INPUT FOR THIS TASK start

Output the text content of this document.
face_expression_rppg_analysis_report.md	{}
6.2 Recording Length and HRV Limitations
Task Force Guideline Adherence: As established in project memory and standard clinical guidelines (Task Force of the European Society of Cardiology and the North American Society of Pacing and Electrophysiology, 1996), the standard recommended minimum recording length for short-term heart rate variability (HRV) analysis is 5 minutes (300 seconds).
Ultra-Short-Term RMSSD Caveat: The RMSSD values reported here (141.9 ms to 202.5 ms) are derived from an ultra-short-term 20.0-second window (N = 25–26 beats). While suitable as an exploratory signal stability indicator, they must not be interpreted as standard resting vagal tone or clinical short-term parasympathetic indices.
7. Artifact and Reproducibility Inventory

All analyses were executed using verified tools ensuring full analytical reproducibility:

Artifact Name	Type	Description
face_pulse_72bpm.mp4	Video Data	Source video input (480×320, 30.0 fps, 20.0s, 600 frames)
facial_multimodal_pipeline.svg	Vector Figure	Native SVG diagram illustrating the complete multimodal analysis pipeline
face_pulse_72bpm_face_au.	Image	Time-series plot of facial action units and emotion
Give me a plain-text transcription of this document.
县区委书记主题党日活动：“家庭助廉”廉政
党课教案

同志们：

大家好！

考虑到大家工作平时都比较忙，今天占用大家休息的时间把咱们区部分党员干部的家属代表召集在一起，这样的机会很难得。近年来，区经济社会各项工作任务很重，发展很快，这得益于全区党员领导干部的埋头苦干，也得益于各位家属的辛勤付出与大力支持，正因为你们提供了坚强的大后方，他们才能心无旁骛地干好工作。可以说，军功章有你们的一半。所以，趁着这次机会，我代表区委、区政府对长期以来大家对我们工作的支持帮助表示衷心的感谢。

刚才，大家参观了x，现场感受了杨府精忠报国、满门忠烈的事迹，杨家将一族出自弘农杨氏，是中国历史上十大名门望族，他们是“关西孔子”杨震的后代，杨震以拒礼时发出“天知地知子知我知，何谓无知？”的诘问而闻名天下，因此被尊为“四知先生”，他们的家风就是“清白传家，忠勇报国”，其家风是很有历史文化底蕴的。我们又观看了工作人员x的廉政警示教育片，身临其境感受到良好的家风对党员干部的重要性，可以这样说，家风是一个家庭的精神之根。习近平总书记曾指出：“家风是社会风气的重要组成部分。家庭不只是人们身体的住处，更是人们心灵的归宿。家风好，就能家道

INPUT FOR THIS TASK end

:: TASK INSTRUCTIONS ::
Whichever lines contain the string "document", select and copy them.

:: FINISHED EXERCISE ::
Output the text content of this document.
Give me a plain-text transcription of this document.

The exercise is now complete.